*Aim*:
Identify the lines that contain the word "highlighted" and copy each one.

*Input data*:
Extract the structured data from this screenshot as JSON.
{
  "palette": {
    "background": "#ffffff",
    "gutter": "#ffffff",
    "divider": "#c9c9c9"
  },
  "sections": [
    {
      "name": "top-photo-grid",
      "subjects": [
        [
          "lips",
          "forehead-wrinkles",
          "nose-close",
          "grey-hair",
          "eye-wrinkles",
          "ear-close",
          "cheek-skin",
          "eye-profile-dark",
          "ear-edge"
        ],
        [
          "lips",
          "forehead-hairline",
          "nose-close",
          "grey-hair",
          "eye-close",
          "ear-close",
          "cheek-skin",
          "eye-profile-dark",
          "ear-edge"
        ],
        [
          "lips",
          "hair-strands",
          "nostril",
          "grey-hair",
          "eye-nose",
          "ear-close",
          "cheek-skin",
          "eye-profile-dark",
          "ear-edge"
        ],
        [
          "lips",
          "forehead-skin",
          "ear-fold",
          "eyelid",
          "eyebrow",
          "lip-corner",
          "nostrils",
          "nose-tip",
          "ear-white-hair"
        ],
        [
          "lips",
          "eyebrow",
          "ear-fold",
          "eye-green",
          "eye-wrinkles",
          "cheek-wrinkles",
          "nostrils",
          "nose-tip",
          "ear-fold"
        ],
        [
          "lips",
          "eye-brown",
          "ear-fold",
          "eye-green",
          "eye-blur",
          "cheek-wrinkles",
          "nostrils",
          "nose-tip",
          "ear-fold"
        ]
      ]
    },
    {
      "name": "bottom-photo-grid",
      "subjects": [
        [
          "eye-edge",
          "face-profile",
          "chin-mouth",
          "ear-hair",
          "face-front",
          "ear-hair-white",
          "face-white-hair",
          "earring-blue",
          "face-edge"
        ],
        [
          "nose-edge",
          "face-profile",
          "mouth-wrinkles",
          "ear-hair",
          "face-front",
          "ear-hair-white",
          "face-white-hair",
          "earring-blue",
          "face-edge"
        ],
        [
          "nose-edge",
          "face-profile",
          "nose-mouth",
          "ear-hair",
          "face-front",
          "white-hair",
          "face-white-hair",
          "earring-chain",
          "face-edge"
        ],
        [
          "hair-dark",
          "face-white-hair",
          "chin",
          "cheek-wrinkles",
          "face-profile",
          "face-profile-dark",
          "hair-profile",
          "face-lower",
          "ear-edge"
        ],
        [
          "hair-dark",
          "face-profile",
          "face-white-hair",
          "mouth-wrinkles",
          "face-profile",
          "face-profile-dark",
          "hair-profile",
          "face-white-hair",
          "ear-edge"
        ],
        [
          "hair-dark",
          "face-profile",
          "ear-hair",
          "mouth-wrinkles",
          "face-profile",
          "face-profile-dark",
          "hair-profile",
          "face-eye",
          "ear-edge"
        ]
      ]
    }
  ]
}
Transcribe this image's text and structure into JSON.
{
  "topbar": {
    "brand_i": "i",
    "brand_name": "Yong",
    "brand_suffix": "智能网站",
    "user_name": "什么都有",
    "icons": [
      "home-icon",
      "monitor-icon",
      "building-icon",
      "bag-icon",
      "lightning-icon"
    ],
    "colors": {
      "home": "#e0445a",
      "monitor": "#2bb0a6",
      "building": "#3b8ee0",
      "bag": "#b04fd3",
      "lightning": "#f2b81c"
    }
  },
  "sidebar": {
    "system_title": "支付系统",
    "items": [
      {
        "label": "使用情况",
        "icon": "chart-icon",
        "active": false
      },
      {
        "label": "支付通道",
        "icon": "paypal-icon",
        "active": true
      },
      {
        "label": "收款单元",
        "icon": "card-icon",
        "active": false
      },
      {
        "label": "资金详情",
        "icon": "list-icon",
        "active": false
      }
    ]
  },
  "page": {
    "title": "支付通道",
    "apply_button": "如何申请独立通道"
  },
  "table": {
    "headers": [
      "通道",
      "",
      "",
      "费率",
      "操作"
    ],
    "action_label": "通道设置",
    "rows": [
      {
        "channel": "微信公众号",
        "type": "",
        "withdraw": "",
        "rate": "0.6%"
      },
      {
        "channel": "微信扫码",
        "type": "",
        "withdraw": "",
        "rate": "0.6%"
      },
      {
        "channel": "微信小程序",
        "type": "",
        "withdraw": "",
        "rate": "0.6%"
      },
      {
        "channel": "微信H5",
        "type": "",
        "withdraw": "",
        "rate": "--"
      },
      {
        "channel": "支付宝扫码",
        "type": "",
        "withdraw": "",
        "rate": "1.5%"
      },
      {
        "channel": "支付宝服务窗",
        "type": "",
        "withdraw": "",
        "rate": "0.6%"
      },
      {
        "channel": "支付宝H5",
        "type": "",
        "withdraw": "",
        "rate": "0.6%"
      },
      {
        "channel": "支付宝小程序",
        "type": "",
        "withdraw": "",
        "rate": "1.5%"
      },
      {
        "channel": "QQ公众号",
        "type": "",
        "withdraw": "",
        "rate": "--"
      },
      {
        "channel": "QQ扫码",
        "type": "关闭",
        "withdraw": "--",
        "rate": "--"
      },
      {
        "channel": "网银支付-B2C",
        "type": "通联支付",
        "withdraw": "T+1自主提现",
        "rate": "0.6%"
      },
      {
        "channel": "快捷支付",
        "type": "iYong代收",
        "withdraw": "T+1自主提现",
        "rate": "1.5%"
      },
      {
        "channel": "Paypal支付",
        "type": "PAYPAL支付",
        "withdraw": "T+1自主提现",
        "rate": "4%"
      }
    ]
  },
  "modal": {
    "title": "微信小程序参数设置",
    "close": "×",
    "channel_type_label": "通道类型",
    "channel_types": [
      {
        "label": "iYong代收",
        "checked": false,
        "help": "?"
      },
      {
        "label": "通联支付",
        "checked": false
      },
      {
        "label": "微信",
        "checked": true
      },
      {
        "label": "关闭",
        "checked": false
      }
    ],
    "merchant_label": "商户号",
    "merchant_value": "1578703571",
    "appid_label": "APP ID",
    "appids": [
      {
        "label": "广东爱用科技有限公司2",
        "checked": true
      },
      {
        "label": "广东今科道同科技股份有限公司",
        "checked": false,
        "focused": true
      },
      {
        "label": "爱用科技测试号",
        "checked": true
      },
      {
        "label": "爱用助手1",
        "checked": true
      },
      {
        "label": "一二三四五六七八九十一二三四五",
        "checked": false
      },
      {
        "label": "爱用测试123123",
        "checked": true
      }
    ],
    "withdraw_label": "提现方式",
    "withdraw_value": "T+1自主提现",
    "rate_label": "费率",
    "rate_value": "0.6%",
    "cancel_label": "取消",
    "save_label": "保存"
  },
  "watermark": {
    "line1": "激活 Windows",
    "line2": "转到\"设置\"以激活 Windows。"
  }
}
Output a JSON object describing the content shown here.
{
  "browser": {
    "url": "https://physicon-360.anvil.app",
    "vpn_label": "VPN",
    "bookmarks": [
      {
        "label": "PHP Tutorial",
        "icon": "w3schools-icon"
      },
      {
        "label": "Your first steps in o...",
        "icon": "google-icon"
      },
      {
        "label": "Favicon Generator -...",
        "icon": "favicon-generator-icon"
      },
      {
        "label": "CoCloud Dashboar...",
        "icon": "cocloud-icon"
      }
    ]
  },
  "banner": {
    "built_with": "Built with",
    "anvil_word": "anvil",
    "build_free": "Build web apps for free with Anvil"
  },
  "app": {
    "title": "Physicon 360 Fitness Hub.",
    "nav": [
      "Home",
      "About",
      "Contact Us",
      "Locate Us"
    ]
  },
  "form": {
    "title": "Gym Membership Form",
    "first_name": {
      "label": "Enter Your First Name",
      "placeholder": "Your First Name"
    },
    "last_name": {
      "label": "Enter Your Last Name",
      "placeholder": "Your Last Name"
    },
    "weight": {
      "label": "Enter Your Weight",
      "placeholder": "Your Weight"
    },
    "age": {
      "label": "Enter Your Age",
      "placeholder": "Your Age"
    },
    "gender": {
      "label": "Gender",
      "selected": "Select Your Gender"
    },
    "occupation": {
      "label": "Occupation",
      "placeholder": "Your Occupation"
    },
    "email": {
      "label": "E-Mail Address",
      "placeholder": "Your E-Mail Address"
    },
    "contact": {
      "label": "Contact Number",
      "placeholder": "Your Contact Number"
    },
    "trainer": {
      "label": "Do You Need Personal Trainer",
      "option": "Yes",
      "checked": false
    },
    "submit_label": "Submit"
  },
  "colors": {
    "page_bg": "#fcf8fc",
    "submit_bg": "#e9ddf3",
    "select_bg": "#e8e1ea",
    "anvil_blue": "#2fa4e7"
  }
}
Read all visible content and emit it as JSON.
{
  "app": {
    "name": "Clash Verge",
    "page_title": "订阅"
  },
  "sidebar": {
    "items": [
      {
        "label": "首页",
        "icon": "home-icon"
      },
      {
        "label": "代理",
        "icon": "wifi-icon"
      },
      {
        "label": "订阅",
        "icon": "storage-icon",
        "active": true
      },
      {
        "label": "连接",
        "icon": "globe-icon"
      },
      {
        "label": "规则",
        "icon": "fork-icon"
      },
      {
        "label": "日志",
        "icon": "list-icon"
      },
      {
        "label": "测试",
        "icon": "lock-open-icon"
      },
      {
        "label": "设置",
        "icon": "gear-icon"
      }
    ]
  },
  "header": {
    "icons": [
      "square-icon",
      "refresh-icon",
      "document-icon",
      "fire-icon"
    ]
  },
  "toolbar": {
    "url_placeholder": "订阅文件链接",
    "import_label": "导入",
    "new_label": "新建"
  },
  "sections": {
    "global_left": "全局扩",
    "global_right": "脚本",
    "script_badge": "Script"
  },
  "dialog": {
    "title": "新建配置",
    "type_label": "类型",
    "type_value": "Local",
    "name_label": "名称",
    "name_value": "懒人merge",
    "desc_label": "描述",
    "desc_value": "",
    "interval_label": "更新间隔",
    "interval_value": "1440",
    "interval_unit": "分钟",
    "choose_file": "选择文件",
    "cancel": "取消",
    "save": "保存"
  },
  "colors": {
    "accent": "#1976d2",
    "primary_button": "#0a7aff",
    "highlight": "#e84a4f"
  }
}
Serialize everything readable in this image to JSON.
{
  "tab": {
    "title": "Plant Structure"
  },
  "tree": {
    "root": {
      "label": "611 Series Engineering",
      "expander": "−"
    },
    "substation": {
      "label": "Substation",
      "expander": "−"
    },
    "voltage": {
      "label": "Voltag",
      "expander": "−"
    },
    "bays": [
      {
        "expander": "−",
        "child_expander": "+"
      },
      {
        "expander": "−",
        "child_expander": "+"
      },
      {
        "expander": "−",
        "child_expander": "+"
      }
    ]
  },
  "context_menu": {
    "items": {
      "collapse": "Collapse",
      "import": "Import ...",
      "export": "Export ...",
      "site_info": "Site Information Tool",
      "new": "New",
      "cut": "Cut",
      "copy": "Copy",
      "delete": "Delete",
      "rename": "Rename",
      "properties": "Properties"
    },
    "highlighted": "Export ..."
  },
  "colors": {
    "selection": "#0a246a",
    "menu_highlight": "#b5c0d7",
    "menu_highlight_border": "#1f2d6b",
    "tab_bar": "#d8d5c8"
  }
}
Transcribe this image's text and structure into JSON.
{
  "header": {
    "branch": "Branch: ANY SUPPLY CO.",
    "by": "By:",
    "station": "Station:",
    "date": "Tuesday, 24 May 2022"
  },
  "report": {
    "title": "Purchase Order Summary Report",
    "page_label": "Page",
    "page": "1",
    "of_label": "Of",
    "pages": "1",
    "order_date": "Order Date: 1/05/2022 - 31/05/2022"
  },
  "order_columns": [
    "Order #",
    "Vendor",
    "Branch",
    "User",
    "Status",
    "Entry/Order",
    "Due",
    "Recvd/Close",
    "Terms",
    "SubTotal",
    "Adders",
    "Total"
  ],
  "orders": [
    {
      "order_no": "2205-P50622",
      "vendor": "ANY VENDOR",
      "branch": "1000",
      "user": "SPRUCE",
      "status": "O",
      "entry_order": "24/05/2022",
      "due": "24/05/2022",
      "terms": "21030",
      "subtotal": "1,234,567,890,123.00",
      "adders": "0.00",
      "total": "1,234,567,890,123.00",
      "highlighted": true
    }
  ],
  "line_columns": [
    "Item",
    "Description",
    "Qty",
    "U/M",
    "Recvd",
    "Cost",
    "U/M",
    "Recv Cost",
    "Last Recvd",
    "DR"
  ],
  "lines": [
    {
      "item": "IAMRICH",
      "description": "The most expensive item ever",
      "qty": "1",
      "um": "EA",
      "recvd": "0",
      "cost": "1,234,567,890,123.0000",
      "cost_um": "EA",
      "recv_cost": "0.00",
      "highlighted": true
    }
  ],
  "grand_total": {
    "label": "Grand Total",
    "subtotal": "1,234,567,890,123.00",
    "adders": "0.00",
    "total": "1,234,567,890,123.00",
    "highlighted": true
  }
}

*Answer in full*:
    "highlighted": "Export ..."
      "highlighted": true
      "highlighted": true
    "highlighted": true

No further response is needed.